Data lines:
** BEGIN **

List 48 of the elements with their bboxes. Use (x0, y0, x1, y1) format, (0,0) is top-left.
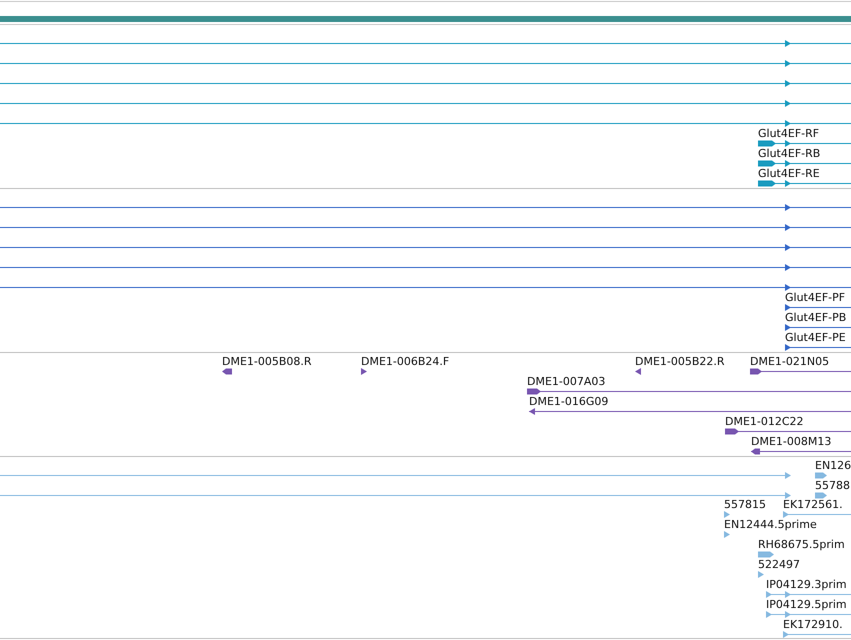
feature-glyph[interactable] (0, 264, 851, 271)
feature-glyph[interactable] (784, 324, 851, 331)
feature-label: DME1-006B24.F (361, 355, 450, 368)
feature-label: Glut4EF-RF (758, 127, 820, 140)
feature-glyph[interactable] (222, 368, 232, 374)
feature-label: Glut4EF-PB (785, 311, 846, 324)
feature-glyph[interactable] (0, 224, 851, 231)
feature-glyph[interactable] (0, 120, 851, 127)
feature-glyph[interactable] (750, 368, 851, 374)
feature-label: IP04129.5prim (766, 598, 847, 611)
feature-glyph[interactable] (0, 80, 851, 87)
feature-label: EK172910. (783, 618, 843, 631)
feature-glyph[interactable] (361, 368, 367, 375)
feature-glyph[interactable] (784, 304, 851, 311)
feature-label: EN126 (815, 459, 851, 472)
feature-glyph[interactable] (0, 60, 851, 67)
feature-label: DME1-021N05 (750, 355, 830, 368)
feature-label: Glut4EF-RE (758, 167, 820, 180)
feature-glyph[interactable] (528, 408, 851, 415)
feature-label: DME1-008M13 (751, 435, 832, 448)
feature-label: 522497 (758, 558, 800, 571)
feature-label: Glut4EF-RB (758, 147, 820, 160)
feature-glyph[interactable] (635, 368, 641, 375)
feature-glyph[interactable] (0, 284, 851, 291)
feature-label: DME1-005B22.R (635, 355, 725, 368)
feature-label: Glut4EF-PF (785, 291, 846, 304)
feature-label: EK172561. (783, 498, 843, 511)
feature-glyph[interactable] (758, 180, 851, 187)
feature-label: Glut4EF-PE (785, 331, 846, 344)
feature-glyph[interactable] (0, 100, 851, 107)
feature-glyph[interactable] (0, 40, 851, 47)
feature-label: DME1-005B08.R (222, 355, 312, 368)
feature-glyph[interactable] (0, 244, 851, 251)
feature-label: IP04129.3prim (766, 578, 847, 591)
feature-label: RH68675.5prim (758, 538, 845, 551)
feature-glyph[interactable] (758, 160, 851, 167)
feature-glyph[interactable] (750, 448, 851, 454)
feature-label: DME1-016G09 (529, 395, 608, 408)
feature-label: 55788 (815, 479, 850, 492)
feature-glyph[interactable] (0, 204, 851, 211)
feature-glyph[interactable] (784, 344, 851, 351)
feature-label: DME1-012C22 (725, 415, 804, 428)
feature-glyph[interactable] (724, 428, 851, 434)
feature-glyph[interactable] (758, 140, 851, 147)
feature-label: DME1-007A03 (527, 375, 606, 388)
feature-label: 557815 (724, 498, 766, 511)
feature-label: EN12444.5prime (724, 518, 817, 531)
feature-glyph[interactable] (526, 388, 851, 394)
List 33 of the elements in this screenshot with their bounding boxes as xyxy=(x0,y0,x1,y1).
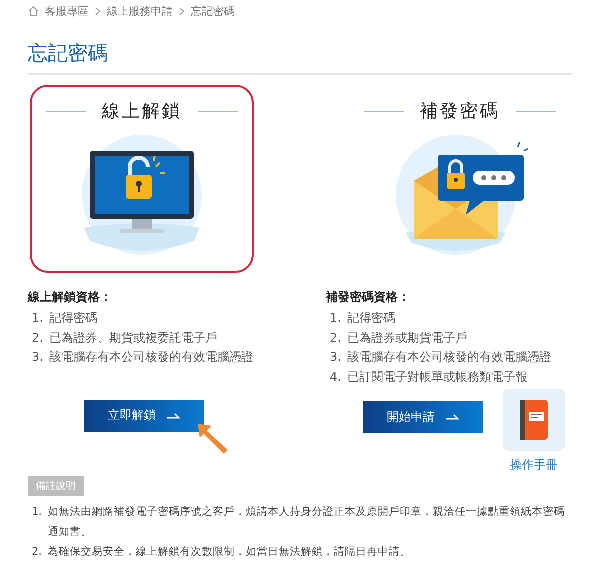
qualification-item: 該電腦存有本公司核發的有效電腦憑證 xyxy=(49,349,254,366)
qualification-item: 記得密碼 xyxy=(347,310,396,327)
action-button[interactable]: 立即解鎖 xyxy=(84,400,204,432)
qualification-item: 已訂閱電子對帳單或帳務類電子報 xyxy=(347,368,528,386)
manual-link[interactable]: 操作手冊 xyxy=(510,457,558,474)
breadcrumb-link[interactable]: 客服專區 xyxy=(45,4,89,18)
item-number: 4. xyxy=(330,368,342,386)
item-number: 2. xyxy=(32,545,42,560)
qualification-title: 補發密碼資格： xyxy=(324,289,411,306)
note-item: 如無法由網路補發電子密碼序號之客戶，煩請本人持身分證正本及原開戶印章，親洽任一據點重領紙本密碼通知書。 xyxy=(48,505,566,540)
item-number: 1. xyxy=(330,310,342,327)
qualification-item: 記得密碼 xyxy=(49,310,98,327)
note-item: 為確保交易安全，線上解鎖有次數限制，如當日無法解鎖，請隔日再申請。 xyxy=(48,545,412,560)
chevron-icon xyxy=(179,6,185,16)
qualification-item: 已為證券、期貨或複委託電子戶 xyxy=(49,330,218,346)
qualification-title: 線上解鎖資格： xyxy=(28,289,113,306)
notes-badge: 備註說明 xyxy=(28,476,84,496)
page-title: 忘記密碼 xyxy=(28,40,572,75)
item-number: 2. xyxy=(330,330,342,346)
item-number: 2. xyxy=(32,330,44,346)
option-heading: 補發密碼 xyxy=(420,100,500,123)
option-heading: 線上解鎖 xyxy=(102,100,182,123)
item-number: 1. xyxy=(32,310,44,327)
item-number: 3. xyxy=(32,349,44,366)
home-icon[interactable] xyxy=(28,6,39,16)
action-button[interactable]: 開始申請 xyxy=(363,401,483,433)
qualification-item: 已為證券或期貨電子戶 xyxy=(347,330,468,346)
chevron-icon xyxy=(95,6,101,16)
item-number: 1. xyxy=(32,505,42,520)
manual-book-icon[interactable] xyxy=(503,389,565,451)
qualification-item: 該電腦存有本公司核發的有效電腦憑證 xyxy=(347,349,552,366)
breadcrumb-link[interactable]: 線上服務申請 xyxy=(107,4,173,18)
item-number: 3. xyxy=(330,349,342,366)
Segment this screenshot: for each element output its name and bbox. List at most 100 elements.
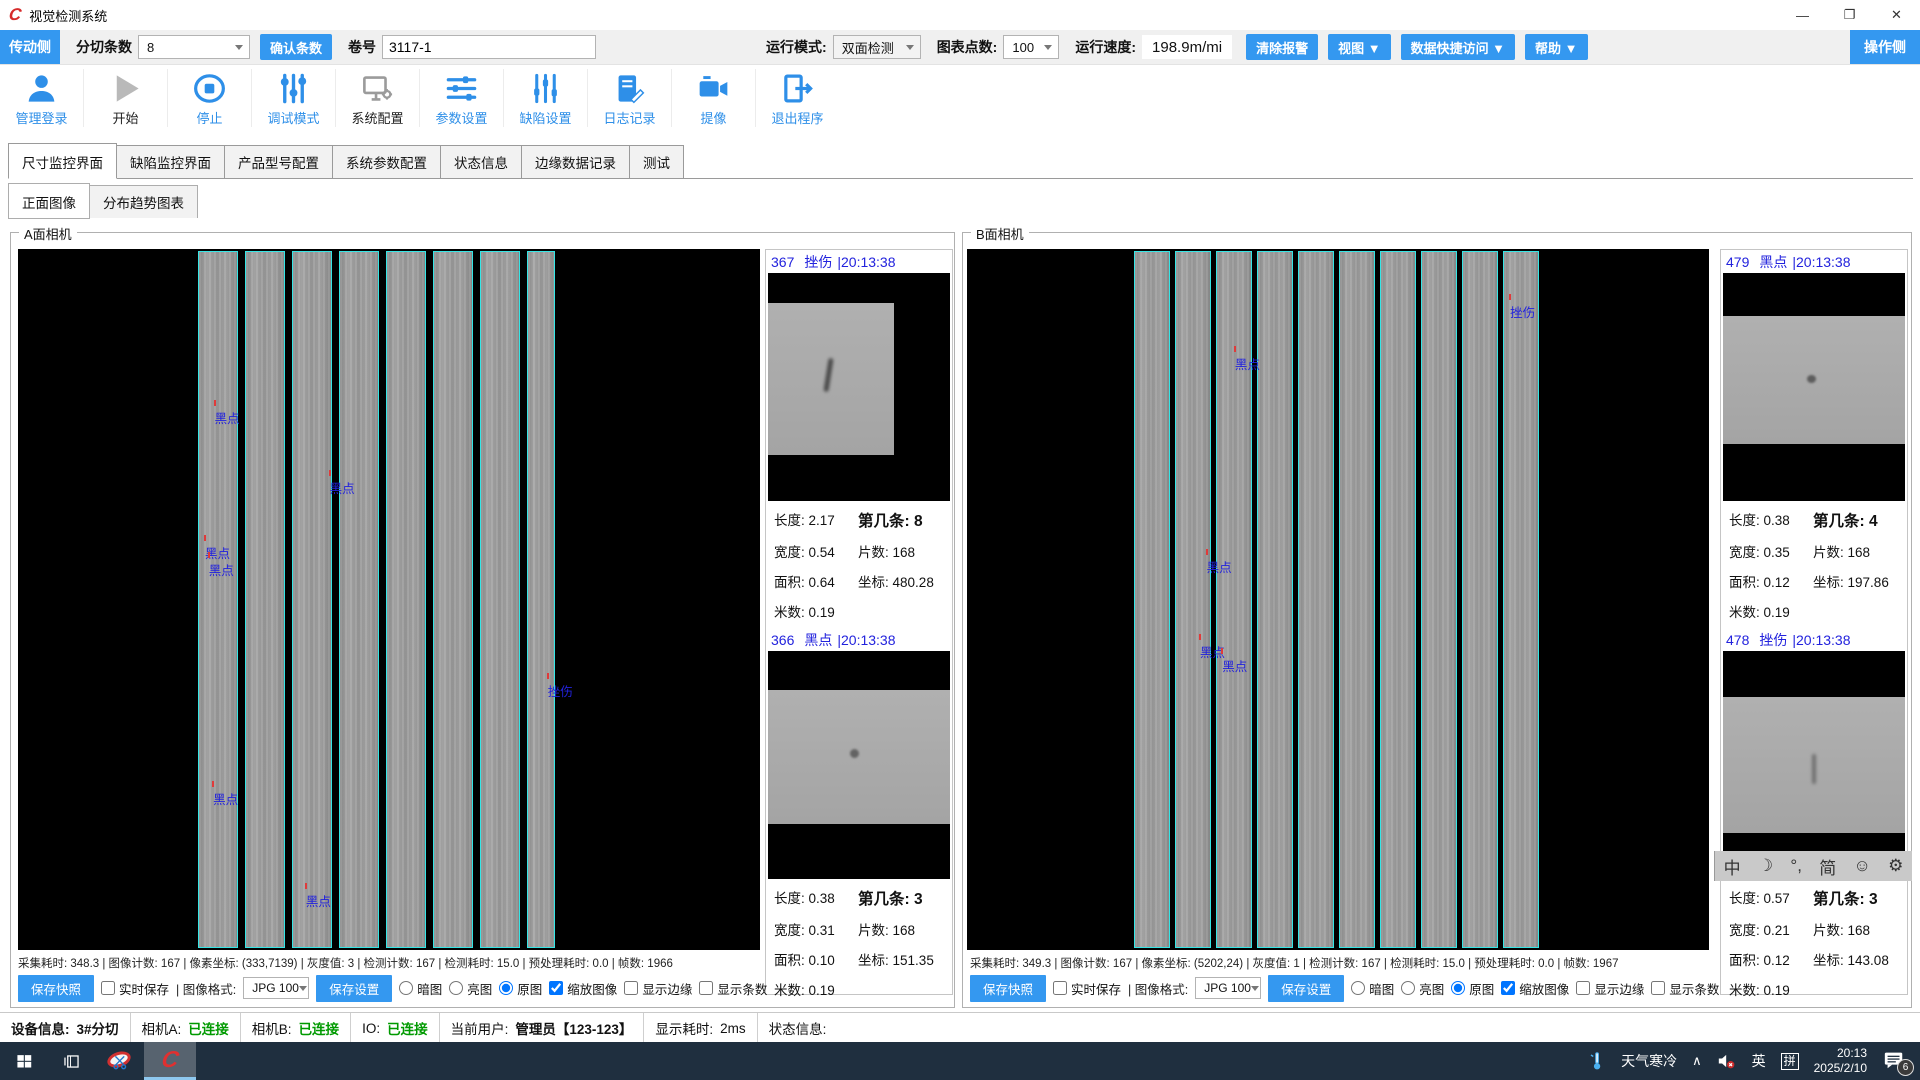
ime-chinese-mode-icon[interactable]: 中 xyxy=(1724,854,1741,879)
task-view-button[interactable] xyxy=(48,1042,96,1080)
camera-b-defect-list[interactable]: 479 黑点 |20:13:38 长度: 0.38 第几条: 4 宽度: 0.3… xyxy=(1720,249,1908,995)
defect-thumbnail[interactable] xyxy=(1723,651,1905,879)
tab-front-image[interactable]: 正面图像 xyxy=(8,183,90,219)
realtime-save-checkbox[interactable]: 实时保存 xyxy=(1053,979,1121,998)
save-snapshot-button[interactable]: 保存快照 xyxy=(18,975,94,1002)
ime-mode-indicator[interactable]: 拼 xyxy=(1781,1053,1799,1070)
capture-image-button[interactable]: 提像 xyxy=(671,69,755,127)
save-settings-button[interactable]: 保存设置 xyxy=(316,975,392,1002)
image-format-select[interactable]: JPG 100 xyxy=(243,977,309,999)
radio[interactable] xyxy=(449,981,463,995)
parameter-settings-button[interactable]: 参数设置 xyxy=(419,69,503,127)
tab-size-monitor[interactable]: 尺寸监控界面 xyxy=(8,143,117,179)
checkbox[interactable] xyxy=(1651,981,1665,995)
show-edge-checkbox[interactable]: 显示边缘 xyxy=(624,979,692,998)
checkbox[interactable] xyxy=(699,981,713,995)
thermometer-icon[interactable] xyxy=(1588,1050,1606,1072)
defect-type: 挫伤 xyxy=(1759,630,1787,650)
defect-card[interactable]: 479 黑点 |20:13:38 长度: 0.38 第几条: 4 宽度: 0.3… xyxy=(1721,250,1907,621)
radio[interactable] xyxy=(399,981,413,995)
language-indicator[interactable]: 英 xyxy=(1752,1051,1766,1071)
close-icon[interactable]: ✕ xyxy=(1873,0,1920,30)
defect-card[interactable]: 366 黑点 |20:13:38 长度: 0.38 第几条: 3 宽度: 0.3… xyxy=(766,628,952,999)
defect-card[interactable]: 367 挫伤 |20:13:38 长度: 2.17 第几条: 8 宽度: 0.5… xyxy=(766,250,952,621)
ime-halfmoon-icon[interactable]: ☽ xyxy=(1758,856,1773,876)
minimize-icon[interactable]: — xyxy=(1779,0,1826,30)
image-format-select[interactable]: JPG 100 xyxy=(1195,977,1261,999)
ribbon-toolbar: 管理登录 开始 停止 调试模式 系统配置 参数设置 缺陷设置 日志记录 xyxy=(0,65,1920,131)
system-config-button[interactable]: 系统配置 xyxy=(335,69,419,127)
radio[interactable] xyxy=(1401,981,1415,995)
display-time-segment: 显示耗时:2ms xyxy=(644,1013,757,1043)
tray-expand-icon[interactable]: ∧ xyxy=(1692,1053,1702,1069)
checkbox[interactable] xyxy=(101,981,115,995)
checkbox[interactable] xyxy=(1501,981,1515,995)
notification-center-button[interactable]: 6 xyxy=(1882,1049,1908,1073)
stop-button[interactable]: 停止 xyxy=(167,69,251,127)
radio[interactable] xyxy=(499,981,513,995)
checkbox[interactable] xyxy=(1576,981,1590,995)
clear-alarm-button[interactable]: 清除报警 xyxy=(1246,34,1318,60)
debug-mode-button[interactable]: 调试模式 xyxy=(251,69,335,127)
camera-b-image[interactable]: 挫伤黑点黑点黑点黑点 xyxy=(967,249,1709,950)
ime-punctuation-icon[interactable]: °, xyxy=(1790,856,1802,876)
confirm-count-button[interactable]: 确认条数 xyxy=(260,34,332,60)
tab-distribution-trend[interactable]: 分布趋势图表 xyxy=(90,185,198,218)
clock[interactable]: 20:13 2025/2/10 xyxy=(1814,1046,1867,1076)
bright-image-radio[interactable]: 亮图 xyxy=(449,979,492,998)
slit-count-select[interactable]: 8 xyxy=(138,35,250,59)
checkbox[interactable] xyxy=(1053,981,1067,995)
realtime-save-checkbox[interactable]: 实时保存 xyxy=(101,979,169,998)
operator-side-button[interactable]: 操作侧 xyxy=(1850,30,1920,64)
run-mode-select[interactable]: 双面检测 xyxy=(833,35,921,59)
ime-emoji-icon[interactable]: ☺ xyxy=(1853,856,1870,876)
checkbox[interactable] xyxy=(549,981,563,995)
maximize-icon[interactable]: ❐ xyxy=(1826,0,1873,30)
data-quick-access-button[interactable]: 数据快捷访问 ▼ xyxy=(1401,34,1515,60)
bright-image-radio[interactable]: 亮图 xyxy=(1401,979,1444,998)
save-settings-button[interactable]: 保存设置 xyxy=(1268,975,1344,1002)
tab-system-param-config[interactable]: 系统参数配置 xyxy=(333,145,441,178)
tab-status-info[interactable]: 状态信息 xyxy=(441,145,522,178)
admin-login-button[interactable]: 管理登录 xyxy=(0,69,83,127)
defect-thumbnail[interactable] xyxy=(768,273,950,501)
zoom-image-checkbox[interactable]: 缩放图像 xyxy=(549,979,617,998)
vision-app-taskbar-button[interactable]: C xyxy=(144,1042,196,1080)
ime-simplified-icon[interactable]: 简 xyxy=(1819,854,1836,879)
show-count-checkbox[interactable]: 显示条数 xyxy=(699,979,767,998)
snipping-tool-button[interactable] xyxy=(96,1042,144,1080)
view-menu-button[interactable]: 视图 ▼ xyxy=(1328,34,1390,60)
tab-defect-monitor[interactable]: 缺陷监控界面 xyxy=(117,145,225,178)
defect-thumbnail[interactable] xyxy=(768,651,950,879)
start-button[interactable] xyxy=(0,1042,48,1080)
save-snapshot-button[interactable]: 保存快照 xyxy=(970,975,1046,1002)
roll-number-input[interactable] xyxy=(382,35,596,59)
original-image-radio[interactable]: 原图 xyxy=(499,979,542,998)
dark-image-radio[interactable]: 暗图 xyxy=(399,979,442,998)
log-record-button[interactable]: 日志记录 xyxy=(587,69,671,127)
drive-side-button[interactable]: 传动侧 xyxy=(0,30,60,64)
show-edge-checkbox[interactable]: 显示边缘 xyxy=(1576,979,1644,998)
speaker-muted-icon[interactable] xyxy=(1717,1052,1737,1070)
chart-points-select[interactable]: 100 xyxy=(1003,35,1059,59)
dark-image-radio[interactable]: 暗图 xyxy=(1351,979,1394,998)
tab-product-model-config[interactable]: 产品型号配置 xyxy=(225,145,333,178)
tab-edge-data-record[interactable]: 边缘数据记录 xyxy=(522,145,630,178)
defect-thumbnail[interactable] xyxy=(1723,273,1905,501)
checkbox[interactable] xyxy=(624,981,638,995)
start-button[interactable]: 开始 xyxy=(83,69,167,127)
tab-test[interactable]: 测试 xyxy=(630,145,684,178)
exit-program-button[interactable]: 退出程序 xyxy=(755,69,839,127)
original-image-radio[interactable]: 原图 xyxy=(1451,979,1494,998)
defect-card[interactable]: 478 挫伤 |20:13:38 长度: 0.57 第几条: 3 宽度: 0.2… xyxy=(1721,628,1907,999)
weather-text[interactable]: 天气寒冷 xyxy=(1621,1051,1677,1071)
radio[interactable] xyxy=(1451,981,1465,995)
show-count-checkbox[interactable]: 显示条数 xyxy=(1651,979,1719,998)
zoom-image-checkbox[interactable]: 缩放图像 xyxy=(1501,979,1569,998)
camera-a-image[interactable]: 黑点黑点黑点黑点挫伤黑点黑点 xyxy=(18,249,760,950)
radio[interactable] xyxy=(1351,981,1365,995)
help-menu-button[interactable]: 帮助 ▼ xyxy=(1525,34,1587,60)
defect-settings-button[interactable]: 缺陷设置 xyxy=(503,69,587,127)
ime-settings-gear-icon[interactable]: ⚙ xyxy=(1888,856,1903,876)
camera-a-defect-list[interactable]: 367 挫伤 |20:13:38 长度: 2.17 第几条: 8 宽度: 0.5… xyxy=(765,249,953,995)
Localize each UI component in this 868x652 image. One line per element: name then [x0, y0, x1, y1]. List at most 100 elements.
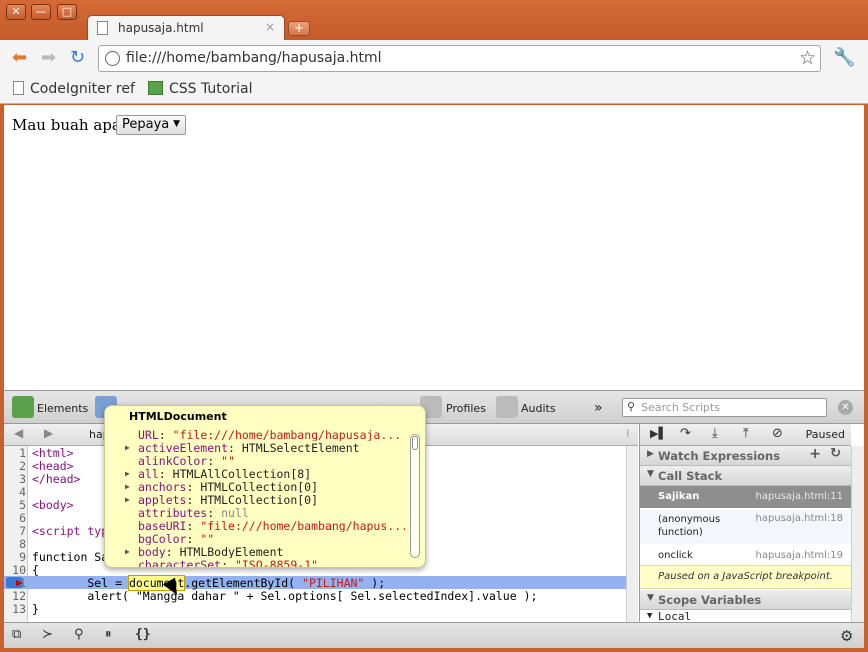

** END **

Return the rows starting at the line containing "qualification-item: 該電腦存有本公司核發的有效電腦憑證 xyxy=(49,349,254,366)" and ending at the line containing "qualification-title: 補發密碼資格： xyxy=(324,289,411,306)", both included, reproduced verbatim.

qualification-item: 該電腦存有本公司核發的有效電腦憑證 xyxy=(49,349,254,366)
qualification-item: 記得密碼 xyxy=(347,310,396,327)
action-button[interactable]: 立即解鎖 xyxy=(84,400,204,432)
qualification-item: 已訂閱電子對帳單或帳務類電子報 xyxy=(347,368,528,386)
manual-link[interactable]: 操作手冊 xyxy=(510,457,558,474)
breadcrumb-link[interactable]: 客服專區 xyxy=(45,4,89,18)
item-number: 4. xyxy=(330,368,342,386)
item-number: 2. xyxy=(32,545,42,560)
qualification-title: 補發密碼資格： xyxy=(324,289,411,306)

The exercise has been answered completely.